**TASK**
Transcribe the listing below word for word.

**DATA FOR PROCESSING**
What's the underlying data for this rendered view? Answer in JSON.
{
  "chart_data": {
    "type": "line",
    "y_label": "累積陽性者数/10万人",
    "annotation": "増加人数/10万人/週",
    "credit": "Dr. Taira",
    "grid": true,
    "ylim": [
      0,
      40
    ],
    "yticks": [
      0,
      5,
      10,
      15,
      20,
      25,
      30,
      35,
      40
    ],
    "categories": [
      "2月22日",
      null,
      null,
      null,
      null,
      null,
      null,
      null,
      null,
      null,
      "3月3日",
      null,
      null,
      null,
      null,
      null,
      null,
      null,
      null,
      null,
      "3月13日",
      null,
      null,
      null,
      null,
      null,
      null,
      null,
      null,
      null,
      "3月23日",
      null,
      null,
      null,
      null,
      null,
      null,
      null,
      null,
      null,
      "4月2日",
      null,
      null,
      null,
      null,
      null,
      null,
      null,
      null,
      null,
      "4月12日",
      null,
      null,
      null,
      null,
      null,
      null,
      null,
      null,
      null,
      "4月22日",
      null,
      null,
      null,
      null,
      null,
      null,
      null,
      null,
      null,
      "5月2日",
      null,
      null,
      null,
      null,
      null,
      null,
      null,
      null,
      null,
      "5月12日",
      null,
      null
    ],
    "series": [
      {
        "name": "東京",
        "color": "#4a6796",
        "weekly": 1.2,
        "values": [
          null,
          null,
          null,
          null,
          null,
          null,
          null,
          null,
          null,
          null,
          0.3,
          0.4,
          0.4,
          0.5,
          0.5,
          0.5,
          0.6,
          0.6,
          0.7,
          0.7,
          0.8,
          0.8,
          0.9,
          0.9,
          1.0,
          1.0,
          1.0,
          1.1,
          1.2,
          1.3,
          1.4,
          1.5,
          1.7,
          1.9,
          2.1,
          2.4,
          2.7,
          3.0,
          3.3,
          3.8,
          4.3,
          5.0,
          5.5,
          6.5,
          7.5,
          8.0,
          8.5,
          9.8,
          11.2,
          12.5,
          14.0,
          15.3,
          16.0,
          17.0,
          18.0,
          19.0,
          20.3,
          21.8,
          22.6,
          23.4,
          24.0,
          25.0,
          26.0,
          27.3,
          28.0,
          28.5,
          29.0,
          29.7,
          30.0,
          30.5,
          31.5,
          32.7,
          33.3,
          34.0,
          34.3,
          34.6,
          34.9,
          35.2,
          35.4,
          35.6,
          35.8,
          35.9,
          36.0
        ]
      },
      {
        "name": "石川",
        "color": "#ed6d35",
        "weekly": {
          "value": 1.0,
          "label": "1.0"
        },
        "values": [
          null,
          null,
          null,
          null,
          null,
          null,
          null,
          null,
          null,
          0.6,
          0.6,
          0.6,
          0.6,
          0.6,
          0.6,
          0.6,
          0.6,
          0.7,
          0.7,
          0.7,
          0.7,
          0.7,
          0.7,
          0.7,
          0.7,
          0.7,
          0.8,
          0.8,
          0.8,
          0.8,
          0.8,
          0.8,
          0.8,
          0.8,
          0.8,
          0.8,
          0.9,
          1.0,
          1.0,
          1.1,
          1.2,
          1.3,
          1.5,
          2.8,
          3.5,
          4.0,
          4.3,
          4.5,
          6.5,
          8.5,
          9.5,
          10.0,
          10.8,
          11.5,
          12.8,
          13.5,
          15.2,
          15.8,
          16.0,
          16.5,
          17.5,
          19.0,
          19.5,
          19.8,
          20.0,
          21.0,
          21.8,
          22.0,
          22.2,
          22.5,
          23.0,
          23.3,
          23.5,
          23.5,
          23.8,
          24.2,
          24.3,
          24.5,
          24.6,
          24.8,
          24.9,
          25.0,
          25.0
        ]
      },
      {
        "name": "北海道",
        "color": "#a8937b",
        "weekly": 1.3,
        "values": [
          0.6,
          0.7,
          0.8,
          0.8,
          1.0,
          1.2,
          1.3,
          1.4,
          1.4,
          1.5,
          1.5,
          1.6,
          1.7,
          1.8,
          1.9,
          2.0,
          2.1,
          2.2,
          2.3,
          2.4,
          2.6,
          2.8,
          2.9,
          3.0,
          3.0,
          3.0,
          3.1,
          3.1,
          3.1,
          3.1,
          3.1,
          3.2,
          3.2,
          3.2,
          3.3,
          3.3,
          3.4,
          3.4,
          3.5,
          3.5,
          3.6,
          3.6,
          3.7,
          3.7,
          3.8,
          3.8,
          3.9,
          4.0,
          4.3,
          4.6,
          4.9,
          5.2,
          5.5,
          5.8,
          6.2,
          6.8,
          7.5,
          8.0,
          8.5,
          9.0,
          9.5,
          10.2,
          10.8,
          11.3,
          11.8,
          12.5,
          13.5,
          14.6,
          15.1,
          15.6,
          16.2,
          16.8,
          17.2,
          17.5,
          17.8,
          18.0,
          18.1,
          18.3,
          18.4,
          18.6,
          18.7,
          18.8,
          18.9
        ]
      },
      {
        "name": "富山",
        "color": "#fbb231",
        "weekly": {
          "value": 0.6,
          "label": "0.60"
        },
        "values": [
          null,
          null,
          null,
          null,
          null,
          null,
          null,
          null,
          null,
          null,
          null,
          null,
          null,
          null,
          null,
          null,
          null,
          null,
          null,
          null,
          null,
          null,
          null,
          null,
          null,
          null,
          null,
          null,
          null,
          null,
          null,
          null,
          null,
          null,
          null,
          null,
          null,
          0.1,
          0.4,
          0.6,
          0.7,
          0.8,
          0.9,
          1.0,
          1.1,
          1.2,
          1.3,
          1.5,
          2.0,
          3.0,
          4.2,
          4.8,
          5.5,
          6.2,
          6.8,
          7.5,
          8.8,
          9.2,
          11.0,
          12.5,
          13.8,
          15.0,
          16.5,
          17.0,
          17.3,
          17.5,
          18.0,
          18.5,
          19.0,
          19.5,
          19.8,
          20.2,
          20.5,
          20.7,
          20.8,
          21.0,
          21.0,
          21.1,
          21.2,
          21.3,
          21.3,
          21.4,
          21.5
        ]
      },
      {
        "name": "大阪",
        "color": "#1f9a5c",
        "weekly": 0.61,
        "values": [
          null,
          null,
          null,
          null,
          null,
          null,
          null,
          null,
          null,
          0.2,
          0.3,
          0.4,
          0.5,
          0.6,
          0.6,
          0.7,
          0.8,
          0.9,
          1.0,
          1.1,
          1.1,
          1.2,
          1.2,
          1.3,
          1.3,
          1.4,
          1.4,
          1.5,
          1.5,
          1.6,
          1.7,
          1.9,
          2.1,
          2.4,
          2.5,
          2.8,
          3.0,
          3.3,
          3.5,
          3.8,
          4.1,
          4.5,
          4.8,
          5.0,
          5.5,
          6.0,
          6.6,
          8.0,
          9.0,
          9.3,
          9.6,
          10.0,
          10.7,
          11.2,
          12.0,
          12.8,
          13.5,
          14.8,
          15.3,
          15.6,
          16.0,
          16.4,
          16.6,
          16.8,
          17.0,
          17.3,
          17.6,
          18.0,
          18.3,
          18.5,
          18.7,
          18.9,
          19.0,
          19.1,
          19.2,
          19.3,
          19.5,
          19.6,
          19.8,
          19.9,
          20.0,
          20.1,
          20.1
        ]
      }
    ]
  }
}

**EXPECTED ANSWER**
What's the underlying data for this rendered view? Answer in JSON.
{
  "chart_data": {
    "type": "line",
    "y_label": "累積陽性者数/10万人",
    "annotation": "増加人数/10万人/週",
    "credit": "Dr. Taira",
    "grid": true,
    "ylim": [
      0,
      40
    ],
    "yticks": [
      0,
      5,
      10,
      15,
      20,
      25,
      30,
      35,
      40
    ],
    "categories": [
      "2月22日",
      null,
      null,
      null,
      null,
      null,
      null,
      null,
      null,
      null,
      "3月3日",
      null,
      null,
      null,
      null,
      null,
      null,
      null,
      null,
      null,
      "3月13日",
      null,
      null,
      null,
      null,
      null,
      null,
      null,
      null,
      null,
      "3月23日",
      null,
      null,
      null,
      null,
      null,
      null,
      null,
      null,
      null,
      "4月2日",
      null,
      null,
      null,
      null,
      null,
      null,
      null,
      null,
      null,
      "4月12日",
      null,
      null,
      null,
      null,
      null,
      null,
      null,
      null,
      null,
      "4月22日",
      null,
      null,
      null,
      null,
      null,
      null,
      null,
      null,
      null,
      "5月2日",
      null,
      null,
      null,
      null,
      null,
      null,
      null,
      null,
      null,
      "5月12日",
      null,
      null
    ],
    "series": [
      {
        "name": "東京",
        "color": "#4a6796",
        "weekly": 1.2,
        "values": [
          null,
          null,
          null,
          null,
          null,
          null,
          null,
          null,
          null,
          null,
          0.3,
          0.4,
          0.4,
          0.5,
          0.5,
          0.5,
          0.6,
          0.6,
          0.7,
          0.7,
          0.8,
          0.8,
          0.9,
          0.9,
          1.0,
          1.0,
          1.0,
          1.1,
          1.2,
          1.3,
          1.4,
          1.5,
          1.7,
          1.9,
          2.1,
          2.4,
          2.7,
          3.0,
          3.3,
          3.8,
          4.3,
          5.0,
          5.5,
          6.5,
          7.5,
          8.0,
          8.5,
          9.8,
          11.2,
          12.5,
          14.0,
          15.3,
          16.0,
          17.0,
          18.0,
          19.0,
          20.3,
          21.8,
          22.6,
          23.4,
          24.0,
          25.0,
          26.0,
          27.3,
          28.0,
          28.5,
          29.0,
          29.7,
          30.0,
          30.5,
          31.5,
          32.7,
          33.3,
          34.0,
          34.3,
          34.6,
          34.9,
          35.2,
          35.4,
          35.6,
          35.8,
          35.9,
          36.0
        ]
      },
      {
        "name": "石川",
        "color": "#ed6d35",
        "weekly": {
          "value": 1.0,
          "label": "1.0"
        },
        "values": [
          null,
          null,
          null,
          null,
          null,
          null,
          null,
          null,
          null,
          0.6,
          0.6,
          0.6,
          0.6,
          0.6,
          0.6,
          0.6,
          0.6,
          0.7,
          0.7,
          0.7,
          0.7,
          0.7,
          0.7,
          0.7,
          0.7,
          0.7,
          0.8,
          0.8,
          0.8,
          0.8,
          0.8,
          0.8,
          0.8,
          0.8,
          0.8,
          0.8,
          0.9,
          1.0,
          1.0,
          1.1,
          1.2,
          1.3,
          1.5,
          2.8,
          3.5,
          4.0,
          4.3,
          4.5,
          6.5,
          8.5,
          9.5,
          10.0,
          10.8,
          11.5,
          12.8,
          13.5,
          15.2,
          15.8,
          16.0,
          16.5,
          17.5,
          19.0,
          19.5,
          19.8,
          20.0,
          21.0,
          21.8,
          22.0,
          22.2,
          22.5,
          23.0,
          23.3,
          23.5,
          23.5,
          23.8,
          24.2,
          24.3,
          24.5,
          24.6,
          24.8,
          24.9,
          25.0,
          25.0
        ]
      },
      {
        "name": "北海道",
        "color": "#a8937b",
        "weekly": 1.3,
        "values": [
          0.6,
          0.7,
          0.8,
          0.8,
          1.0,
          1.2,
          1.3,
          1.4,
          1.4,
          1.5,
          1.5,
          1.6,
          1.7,
          1.8,
          1.9,
          2.0,
          2.1,
          2.2,
          2.3,
          2.4,
          2.6,
          2.8,
          2.9,
          3.0,
          3.0,
          3.0,
          3.1,
          3.1,
          3.1,
          3.1,
          3.1,
          3.2,
          3.2,
          3.2,
          3.3,
          3.3,
          3.4,
          3.4,
          3.5,
          3.5,
          3.6,
          3.6,
          3.7,
          3.7,
          3.8,
          3.8,
          3.9,
          4.0,
          4.3,
          4.6,
          4.9,
          5.2,
          5.5,
          5.8,
          6.2,
          6.8,
          7.5,
          8.0,
          8.5,
          9.0,
          9.5,
          10.2,
          10.8,
          11.3,
          11.8,
          12.5,
          13.5,
          14.6,
          15.1,
          15.6,
          16.2,
          16.8,
          17.2,
          17.5,
          17.8,
          18.0,
          18.1,
          18.3,
          18.4,
          18.6,
          18.7,
          18.8,
          18.9
        ]
      },
      {
        "name": "富山",
        "color": "#fbb231",
        "weekly": {
          "value": 0.6,
          "label": "0.60"
        },
        "values": [
          null,
          null,
          null,
          null,
          null,
          null,
          null,
          null,
          null,
          null,
          null,
          null,
          null,
          null,
          null,
          null,
          null,
          null,
          null,
          null,
          null,
          null,
          null,
          null,
          null,
          null,
          null,
          null,
          null,
          null,
          null,
          null,
          null,
          null,
          null,
          null,
          null,
          0.1,
          0.4,
          0.6,
          0.7,
          0.8,
          0.9,
          1.0,
          1.1,
          1.2,
          1.3,
          1.5,
          2.0,
          3.0,
          4.2,
          4.8,
          5.5,
          6.2,
          6.8,
          7.5,
          8.8,
          9.2,
          11.0,
          12.5,
          13.8,
          15.0,
          16.5,
          17.0,
          17.3,
          17.5,
          18.0,
          18.5,
          19.0,
          19.5,
          19.8,
          20.2,
          20.5,
          20.7,
          20.8,
          21.0,
          21.0,
          21.1,
          21.2,
          21.3,
          21.3,
          21.4,
          21.5
        ]
      },
      {
        "name": "大阪",
        "color": "#1f9a5c",
        "weekly": 0.61,
        "values": [
          null,
          null,
          null,
          null,
          null,
          null,
          null,
          null,
          null,
          0.2,
          0.3,
          0.4,
          0.5,
          0.6,
          0.6,
          0.7,
          0.8,
          0.9,
          1.0,
          1.1,
          1.1,
          1.2,
          1.2,
          1.3,
          1.3,
          1.4,
          1.4,
          1.5,
          1.5,
          1.6,
          1.7,
          1.9,
          2.1,
          2.4,
          2.5,
          2.8,
          3.0,
          3.3,
          3.5,
          3.8,
          4.1,
          4.5,
          4.8,
          5.0,
          5.5,
          6.0,
          6.6,
          8.0,
          9.0,
          9.3,
          9.6,
          10.0,
          10.7,
          11.2,
          12.0,
          12.8,
          13.5,
          14.8,
          15.3,
          15.6,
          16.0,
          16.4,
          16.6,
          16.8,
          17.0,
          17.3,
          17.6,
          18.0,
          18.3,
          18.5,
          18.7,
          18.9,
          19.0,
          19.1,
          19.2,
          19.3,
          19.5,
          19.6,
          19.8,
          19.9,
          20.0,
          20.1,
          20.1
        ]
      }
    ]
  }
}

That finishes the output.